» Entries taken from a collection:
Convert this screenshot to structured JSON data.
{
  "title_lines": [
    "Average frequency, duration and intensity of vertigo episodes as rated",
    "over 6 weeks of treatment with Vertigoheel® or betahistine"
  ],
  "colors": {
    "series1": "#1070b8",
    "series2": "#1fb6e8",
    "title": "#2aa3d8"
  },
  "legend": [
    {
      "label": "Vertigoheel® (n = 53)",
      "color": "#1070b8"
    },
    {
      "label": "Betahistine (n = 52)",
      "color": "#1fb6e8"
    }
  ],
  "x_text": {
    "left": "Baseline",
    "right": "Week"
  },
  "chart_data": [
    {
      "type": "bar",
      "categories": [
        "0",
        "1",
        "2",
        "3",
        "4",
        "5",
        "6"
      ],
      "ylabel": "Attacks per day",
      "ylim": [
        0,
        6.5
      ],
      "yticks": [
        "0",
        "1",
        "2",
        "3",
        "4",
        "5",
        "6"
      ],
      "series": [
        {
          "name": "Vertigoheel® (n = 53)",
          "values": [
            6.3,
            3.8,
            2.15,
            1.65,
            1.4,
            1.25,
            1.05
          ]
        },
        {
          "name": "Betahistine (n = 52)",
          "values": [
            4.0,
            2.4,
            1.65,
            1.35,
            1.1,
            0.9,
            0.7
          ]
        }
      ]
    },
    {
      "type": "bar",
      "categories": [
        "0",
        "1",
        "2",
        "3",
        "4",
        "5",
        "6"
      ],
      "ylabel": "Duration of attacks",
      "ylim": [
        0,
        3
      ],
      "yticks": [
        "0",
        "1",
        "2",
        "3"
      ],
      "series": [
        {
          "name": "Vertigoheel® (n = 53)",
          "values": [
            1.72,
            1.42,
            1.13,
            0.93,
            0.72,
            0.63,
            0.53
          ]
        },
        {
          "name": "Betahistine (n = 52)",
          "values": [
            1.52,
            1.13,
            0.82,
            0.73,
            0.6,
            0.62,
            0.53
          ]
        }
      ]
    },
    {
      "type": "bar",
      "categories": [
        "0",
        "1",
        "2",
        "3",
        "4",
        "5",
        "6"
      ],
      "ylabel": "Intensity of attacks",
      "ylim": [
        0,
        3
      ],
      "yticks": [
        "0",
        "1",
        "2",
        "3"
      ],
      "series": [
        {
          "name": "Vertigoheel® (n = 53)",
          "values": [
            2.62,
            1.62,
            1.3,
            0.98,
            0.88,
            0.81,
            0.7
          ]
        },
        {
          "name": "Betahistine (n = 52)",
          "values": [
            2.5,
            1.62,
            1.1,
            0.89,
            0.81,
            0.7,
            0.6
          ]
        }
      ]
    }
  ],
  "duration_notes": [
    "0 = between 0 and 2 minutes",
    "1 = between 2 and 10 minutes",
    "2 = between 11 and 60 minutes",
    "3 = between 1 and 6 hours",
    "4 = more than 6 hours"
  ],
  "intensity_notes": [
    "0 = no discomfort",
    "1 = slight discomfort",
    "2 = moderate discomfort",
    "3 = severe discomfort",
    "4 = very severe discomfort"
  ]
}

» Exercise: All records above must be set down exactly, please.

» Final answer:
Convert this screenshot to structured JSON data.
{
  "title_lines": [
    "Average frequency, duration and intensity of vertigo episodes as rated",
    "over 6 weeks of treatment with Vertigoheel® or betahistine"
  ],
  "colors": {
    "series1": "#1070b8",
    "series2": "#1fb6e8",
    "title": "#2aa3d8"
  },
  "legend": [
    {
      "label": "Vertigoheel® (n = 53)",
      "color": "#1070b8"
    },
    {
      "label": "Betahistine (n = 52)",
      "color": "#1fb6e8"
    }
  ],
  "x_text": {
    "left": "Baseline",
    "right": "Week"
  },
  "chart_data": [
    {
      "type": "bar",
      "categories": [
        "0",
        "1",
        "2",
        "3",
        "4",
        "5",
        "6"
      ],
      "ylabel": "Attacks per day",
      "ylim": [
        0,
        6.5
      ],
      "yticks": [
        "0",
        "1",
        "2",
        "3",
        "4",
        "5",
        "6"
      ],
      "series": [
        {
          "name": "Vertigoheel® (n = 53)",
          "values": [
            6.3,
            3.8,
            2.15,
            1.65,
            1.4,
            1.25,
            1.05
          ]
        },
        {
          "name": "Betahistine (n = 52)",
          "values": [
            4.0,
            2.4,
            1.65,
            1.35,
            1.1,
            0.9,
            0.7
          ]
        }
      ]
    },
    {
      "type": "bar",
      "categories": [
        "0",
        "1",
        "2",
        "3",
        "4",
        "5",
        "6"
      ],
      "ylabel": "Duration of attacks",
      "ylim": [
        0,
        3
      ],
      "yticks": [
        "0",
        "1",
        "2",
        "3"
      ],
      "series": [
        {
          "name": "Vertigoheel® (n = 53)",
          "values": [
            1.72,
            1.42,
            1.13,
            0.93,
            0.72,
            0.63,
            0.53
          ]
        },
        {
          "name": "Betahistine (n = 52)",
          "values": [
            1.52,
            1.13,
            0.82,
            0.73,
            0.6,
            0.62,
            0.53
          ]
        }
      ]
    },
    {
      "type": "bar",
      "categories": [
        "0",
        "1",
        "2",
        "3",
        "4",
        "5",
        "6"
      ],
      "ylabel": "Intensity of attacks",
      "ylim": [
        0,
        3
      ],
      "yticks": [
        "0",
        "1",
        "2",
        "3"
      ],
      "series": [
        {
          "name": "Vertigoheel® (n = 53)",
          "values": [
            2.62,
            1.62,
            1.3,
            0.98,
            0.88,
            0.81,
            0.7
          ]
        },
        {
          "name": "Betahistine (n = 52)",
          "values": [
            2.5,
            1.62,
            1.1,
            0.89,
            0.81,
            0.7,
            0.6
          ]
        }
      ]
    }
  ],
  "duration_notes": [
    "0 = between 0 and 2 minutes",
    "1 = between 2 and 10 minutes",
    "2 = between 11 and 60 minutes",
    "3 = between 1 and 6 hours",
    "4 = more than 6 hours"
  ],
  "intensity_notes": [
    "0 = no discomfort",
    "1 = slight discomfort",
    "2 = moderate discomfort",
    "3 = severe discomfort",
    "4 = very severe discomfort"
  ]
}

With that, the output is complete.